--- Record list ---
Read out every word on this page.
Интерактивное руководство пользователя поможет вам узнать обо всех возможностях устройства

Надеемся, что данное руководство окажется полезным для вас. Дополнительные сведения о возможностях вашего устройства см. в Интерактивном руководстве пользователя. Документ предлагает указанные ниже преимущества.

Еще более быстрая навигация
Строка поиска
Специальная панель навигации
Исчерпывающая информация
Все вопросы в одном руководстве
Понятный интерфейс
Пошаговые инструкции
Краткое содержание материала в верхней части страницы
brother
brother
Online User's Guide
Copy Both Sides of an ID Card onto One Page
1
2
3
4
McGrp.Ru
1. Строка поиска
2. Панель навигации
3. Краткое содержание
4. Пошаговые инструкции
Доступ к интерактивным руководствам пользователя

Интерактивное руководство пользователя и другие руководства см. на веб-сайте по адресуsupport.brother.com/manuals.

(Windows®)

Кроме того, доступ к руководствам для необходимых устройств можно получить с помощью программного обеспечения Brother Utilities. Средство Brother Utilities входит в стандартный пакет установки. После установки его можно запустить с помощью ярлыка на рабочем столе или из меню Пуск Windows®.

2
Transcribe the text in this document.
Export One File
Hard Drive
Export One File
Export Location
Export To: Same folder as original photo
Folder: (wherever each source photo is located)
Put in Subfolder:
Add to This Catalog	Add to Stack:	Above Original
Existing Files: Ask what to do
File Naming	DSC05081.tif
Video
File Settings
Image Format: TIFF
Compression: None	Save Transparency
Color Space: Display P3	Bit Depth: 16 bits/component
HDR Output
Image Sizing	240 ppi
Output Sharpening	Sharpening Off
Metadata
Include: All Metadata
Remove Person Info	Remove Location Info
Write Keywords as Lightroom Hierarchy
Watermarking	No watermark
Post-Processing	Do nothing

--- Given problem ---
Keep only the lines from the one containing "Transcribe the text in this document." to the end of the entries, and repeat them exactly.

--- Final result ---
Transcribe the text in this document.
Export One File
Hard Drive
Export One File
Export Location
Export To: Same folder as original photo
Folder: (wherever each source photo is located)
Put in Subfolder:
Add to This Catalog	Add to Stack:	Above Original
Existing Files: Ask what to do
File Naming	DSC05081.tif
Video
File Settings
Image Format: TIFF
Compression: None	Save Transparency
Color Space: Display P3	Bit Depth: 16 bits/component
HDR Output
Image Sizing	240 ppi
Output Sharpening	Sharpening Off
Metadata
Include: All Metadata
Remove Person Info	Remove Location Info
Write Keywords as Lightroom Hierarchy
Watermarking	No watermark
Post-Processing	Do nothing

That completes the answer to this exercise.